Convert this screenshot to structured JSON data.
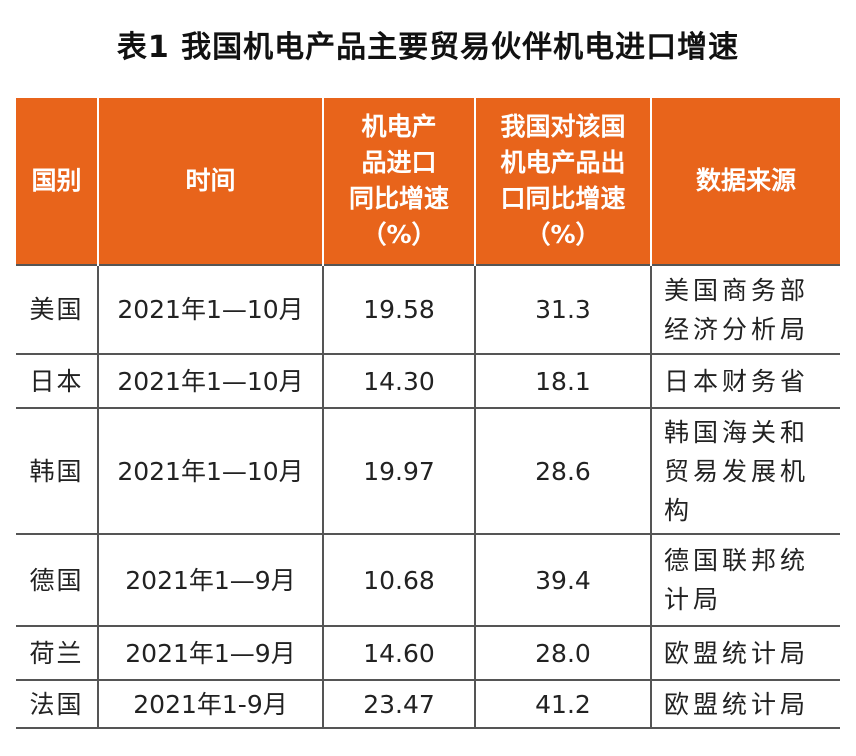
{
  "title": "表1  我国机电产品主要贸易伙伴机电进口增速",
  "table": {
    "headers": [
      [
        "国别"
      ],
      [
        "时间"
      ],
      [
        "机电产",
        "品进口",
        "同比增速",
        "（%）"
      ],
      [
        "我国对该国",
        "机电产品出",
        "口同比增速",
        "（%）"
      ],
      [
        "数据来源"
      ]
    ],
    "rows": [
      {
        "country": "美国",
        "period": "2021年1—10月",
        "import_growth": "19.58",
        "export_growth": "31.3",
        "source": "美国商务部经济分析局"
      },
      {
        "country": "日本",
        "period": "2021年1—10月",
        "import_growth": "14.30",
        "export_growth": "18.1",
        "source": "日本财务省"
      },
      {
        "country": "韩国",
        "period": "2021年1—10月",
        "import_growth": "19.97",
        "export_growth": "28.6",
        "source": "韩国海关和贸易发展机构"
      },
      {
        "country": "德国",
        "period": "2021年1—9月",
        "import_growth": "10.68",
        "export_growth": "39.4",
        "source": "德国联邦统计局"
      },
      {
        "country": "荷兰",
        "period": "2021年1—9月",
        "import_growth": "14.60",
        "export_growth": "28.0",
        "source": "欧盟统计局"
      },
      {
        "country": "法国",
        "period": "2021年1-9月",
        "import_growth": "23.47",
        "export_growth": "41.2",
        "source": "欧盟统计局"
      }
    ]
  },
  "colors": {
    "header_background": "#e8641b",
    "header_text": "#ffffff",
    "grid_lines": "#555555"
  }
}
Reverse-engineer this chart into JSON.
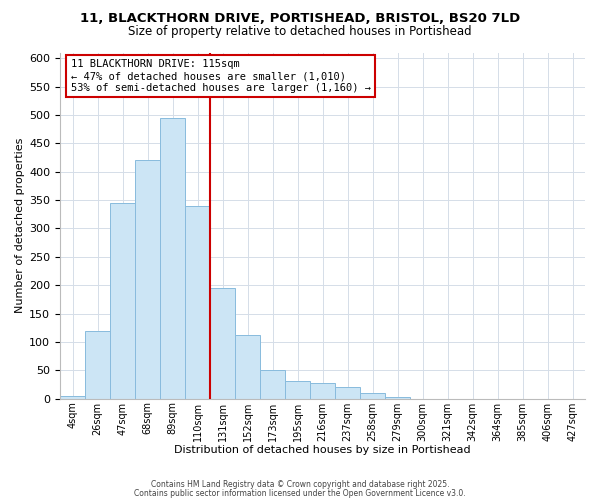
{
  "title_line1": "11, BLACKTHORN DRIVE, PORTISHEAD, BRISTOL, BS20 7LD",
  "title_line2": "Size of property relative to detached houses in Portishead",
  "xlabel": "Distribution of detached houses by size in Portishead",
  "ylabel": "Number of detached properties",
  "bar_labels": [
    "4sqm",
    "26sqm",
    "47sqm",
    "68sqm",
    "89sqm",
    "110sqm",
    "131sqm",
    "152sqm",
    "173sqm",
    "195sqm",
    "216sqm",
    "237sqm",
    "258sqm",
    "279sqm",
    "300sqm",
    "321sqm",
    "342sqm",
    "364sqm",
    "385sqm",
    "406sqm",
    "427sqm"
  ],
  "bar_heights": [
    5,
    120,
    345,
    420,
    495,
    340,
    195,
    113,
    50,
    32,
    27,
    20,
    10,
    3,
    0,
    0,
    0,
    0,
    0,
    0,
    0
  ],
  "bar_color": "#cce5f5",
  "bar_edge_color": "#88bbdd",
  "grid_color": "#d5dde8",
  "vline_color": "#cc0000",
  "annotation_title": "11 BLACKTHORN DRIVE: 115sqm",
  "annotation_line2": "← 47% of detached houses are smaller (1,010)",
  "annotation_line3": "53% of semi-detached houses are larger (1,160) →",
  "annotation_box_color": "white",
  "annotation_border_color": "#cc0000",
  "ylim": [
    0,
    610
  ],
  "yticks": [
    0,
    50,
    100,
    150,
    200,
    250,
    300,
    350,
    400,
    450,
    500,
    550,
    600
  ],
  "footer_line1": "Contains HM Land Registry data © Crown copyright and database right 2025.",
  "footer_line2": "Contains public sector information licensed under the Open Government Licence v3.0."
}
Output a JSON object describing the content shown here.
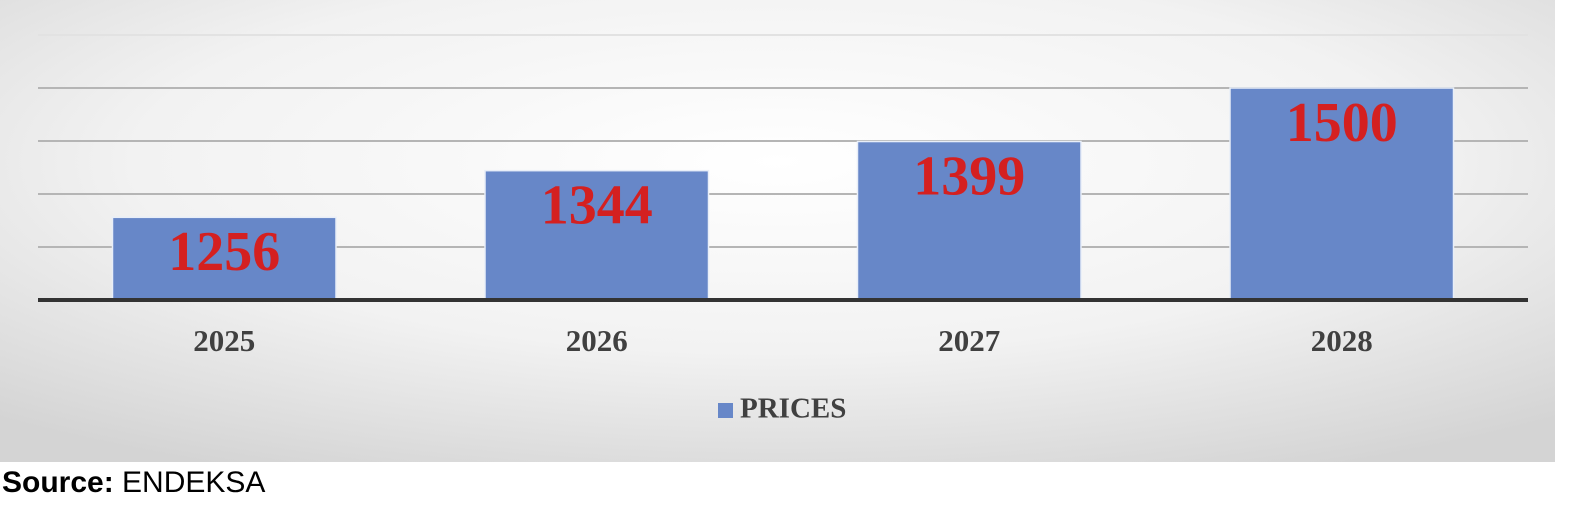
{
  "chart_data": {
    "type": "bar",
    "categories": [
      "2025",
      "2026",
      "2027",
      "2028"
    ],
    "series": [
      {
        "name": "PRICES",
        "color": "#6787c8",
        "values": [
          1256,
          1344,
          1399,
          1500
        ]
      }
    ],
    "ylim": [
      1100,
      1600
    ],
    "yticks": [
      1100,
      1200,
      1300,
      1400,
      1500,
      1600
    ],
    "grid": true,
    "legend": "bottom",
    "value_label_color": "#d42020"
  },
  "source_label": "Source:",
  "source": "ENDEKSA"
}
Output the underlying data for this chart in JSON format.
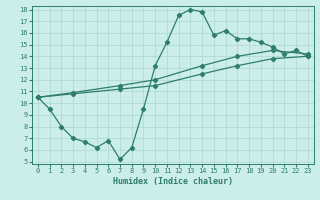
{
  "xlabel": "Humidex (Indice chaleur)",
  "xlim": [
    -0.5,
    23.5
  ],
  "ylim": [
    4.8,
    18.3
  ],
  "xticks": [
    0,
    1,
    2,
    3,
    4,
    5,
    6,
    7,
    8,
    9,
    10,
    11,
    12,
    13,
    14,
    15,
    16,
    17,
    18,
    19,
    20,
    21,
    22,
    23
  ],
  "yticks": [
    5,
    6,
    7,
    8,
    9,
    10,
    11,
    12,
    13,
    14,
    15,
    16,
    17,
    18
  ],
  "line_color": "#2e7d6e",
  "bg_color": "#cceee8",
  "grid_color": "#aad8d0",
  "line1_x": [
    0,
    1,
    2,
    3,
    4,
    5,
    6,
    7,
    8,
    9,
    10,
    11,
    12,
    13,
    14,
    15,
    16,
    17,
    18,
    19,
    20,
    21,
    22,
    23
  ],
  "line1_y": [
    10.5,
    9.5,
    8.0,
    7.0,
    6.7,
    6.2,
    6.8,
    5.2,
    6.2,
    9.5,
    13.2,
    15.2,
    17.5,
    18.0,
    17.8,
    15.8,
    16.2,
    15.5,
    15.5,
    15.2,
    14.8,
    14.2,
    14.5,
    14.0
  ],
  "line2_x": [
    0,
    3,
    7,
    10,
    14,
    17,
    20,
    23
  ],
  "line2_y": [
    10.5,
    10.8,
    11.2,
    11.5,
    12.5,
    13.2,
    13.8,
    14.0
  ],
  "line3_x": [
    0,
    3,
    7,
    10,
    14,
    17,
    20,
    23
  ],
  "line3_y": [
    10.5,
    10.9,
    11.5,
    12.0,
    13.2,
    14.0,
    14.5,
    14.2
  ]
}
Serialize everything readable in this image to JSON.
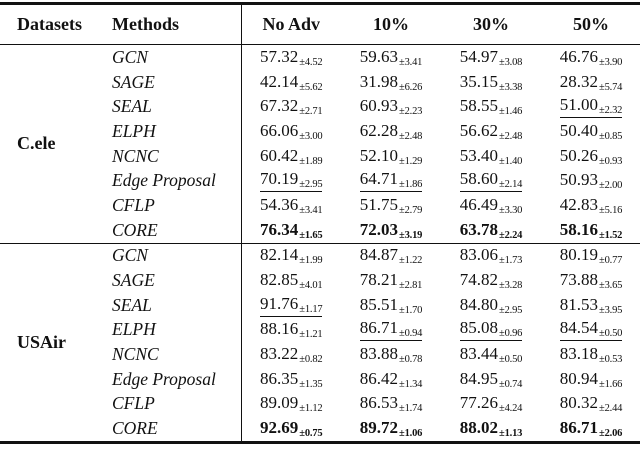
{
  "colors": {
    "background": "#ffffff",
    "text": "#111111",
    "rule": "#111111"
  },
  "table": {
    "headers": {
      "datasets": "Datasets",
      "methods": "Methods",
      "cols": [
        "No Adv",
        "10%",
        "30%",
        "50%"
      ]
    },
    "groups": [
      {
        "dataset": "C.ele",
        "rows": [
          {
            "method": "GCN",
            "cells": [
              {
                "m": "57.32",
                "e": "4.52"
              },
              {
                "m": "59.63",
                "e": "3.41"
              },
              {
                "m": "54.97",
                "e": "3.08"
              },
              {
                "m": "46.76",
                "e": "3.90"
              }
            ]
          },
          {
            "method": "SAGE",
            "cells": [
              {
                "m": "42.14",
                "e": "5.62"
              },
              {
                "m": "31.98",
                "e": "6.26"
              },
              {
                "m": "35.15",
                "e": "3.38"
              },
              {
                "m": "28.32",
                "e": "5.74"
              }
            ]
          },
          {
            "method": "SEAL",
            "cells": [
              {
                "m": "67.32",
                "e": "2.71"
              },
              {
                "m": "60.93",
                "e": "2.23"
              },
              {
                "m": "58.55",
                "e": "1.46"
              },
              {
                "m": "51.00",
                "e": "2.32",
                "u": true
              }
            ]
          },
          {
            "method": "ELPH",
            "cells": [
              {
                "m": "66.06",
                "e": "3.00"
              },
              {
                "m": "62.28",
                "e": "2.48"
              },
              {
                "m": "56.62",
                "e": "2.48"
              },
              {
                "m": "50.40",
                "e": "0.85"
              }
            ]
          },
          {
            "method": "NCNC",
            "cells": [
              {
                "m": "60.42",
                "e": "1.89"
              },
              {
                "m": "52.10",
                "e": "1.29"
              },
              {
                "m": "53.40",
                "e": "1.40"
              },
              {
                "m": "50.26",
                "e": "0.93"
              }
            ]
          },
          {
            "method": "Edge Proposal",
            "cells": [
              {
                "m": "70.19",
                "e": "2.95",
                "u": true
              },
              {
                "m": "64.71",
                "e": "1.86",
                "u": true
              },
              {
                "m": "58.60",
                "e": "2.14",
                "u": true
              },
              {
                "m": "50.93",
                "e": "2.00"
              }
            ]
          },
          {
            "method": "CFLP",
            "cells": [
              {
                "m": "54.36",
                "e": "3.41"
              },
              {
                "m": "51.75",
                "e": "2.79"
              },
              {
                "m": "46.49",
                "e": "3.30"
              },
              {
                "m": "42.83",
                "e": "5.16"
              }
            ]
          },
          {
            "method": "CORE",
            "cells": [
              {
                "m": "76.34",
                "e": "1.65",
                "b": true
              },
              {
                "m": "72.03",
                "e": "3.19",
                "b": true
              },
              {
                "m": "63.78",
                "e": "2.24",
                "b": true
              },
              {
                "m": "58.16",
                "e": "1.52",
                "b": true
              }
            ]
          }
        ]
      },
      {
        "dataset": "USAir",
        "rows": [
          {
            "method": "GCN",
            "cells": [
              {
                "m": "82.14",
                "e": "1.99"
              },
              {
                "m": "84.87",
                "e": "1.22"
              },
              {
                "m": "83.06",
                "e": "1.73"
              },
              {
                "m": "80.19",
                "e": "0.77"
              }
            ]
          },
          {
            "method": "SAGE",
            "cells": [
              {
                "m": "82.85",
                "e": "4.01"
              },
              {
                "m": "78.21",
                "e": "2.81"
              },
              {
                "m": "74.82",
                "e": "3.28"
              },
              {
                "m": "73.88",
                "e": "3.65"
              }
            ]
          },
          {
            "method": "SEAL",
            "cells": [
              {
                "m": "91.76",
                "e": "1.17",
                "u": true
              },
              {
                "m": "85.51",
                "e": "1.70"
              },
              {
                "m": "84.80",
                "e": "2.95"
              },
              {
                "m": "81.53",
                "e": "3.95"
              }
            ]
          },
          {
            "method": "ELPH",
            "cells": [
              {
                "m": "88.16",
                "e": "1.21"
              },
              {
                "m": "86.71",
                "e": "0.94",
                "u": true
              },
              {
                "m": "85.08",
                "e": "0.96",
                "u": true
              },
              {
                "m": "84.54",
                "e": "0.50",
                "u": true
              }
            ]
          },
          {
            "method": "NCNC",
            "cells": [
              {
                "m": "83.22",
                "e": "0.82"
              },
              {
                "m": "83.88",
                "e": "0.78"
              },
              {
                "m": "83.44",
                "e": "0.50"
              },
              {
                "m": "83.18",
                "e": "0.53"
              }
            ]
          },
          {
            "method": "Edge Proposal",
            "cells": [
              {
                "m": "86.35",
                "e": "1.35"
              },
              {
                "m": "86.42",
                "e": "1.34"
              },
              {
                "m": "84.95",
                "e": "0.74"
              },
              {
                "m": "80.94",
                "e": "1.66"
              }
            ]
          },
          {
            "method": "CFLP",
            "cells": [
              {
                "m": "89.09",
                "e": "1.12"
              },
              {
                "m": "86.53",
                "e": "1.74"
              },
              {
                "m": "77.26",
                "e": "4.24"
              },
              {
                "m": "80.32",
                "e": "2.44"
              }
            ]
          },
          {
            "method": "CORE",
            "cells": [
              {
                "m": "92.69",
                "e": "0.75",
                "b": true
              },
              {
                "m": "89.72",
                "e": "1.06",
                "b": true
              },
              {
                "m": "88.02",
                "e": "1.13",
                "b": true
              },
              {
                "m": "86.71",
                "e": "2.06",
                "b": true
              }
            ]
          }
        ]
      }
    ]
  }
}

_ _ _

■ TASK TO CARRY OUT
Which lines include "this"? Copy each of them out.

■ TASK RESULT
Convert this screenshot to structured JSON data.
Reverse-engineer this chart into JSON.
Output the underlying data for this chart in JSON format.
Serialize everything readable in this image to JSON.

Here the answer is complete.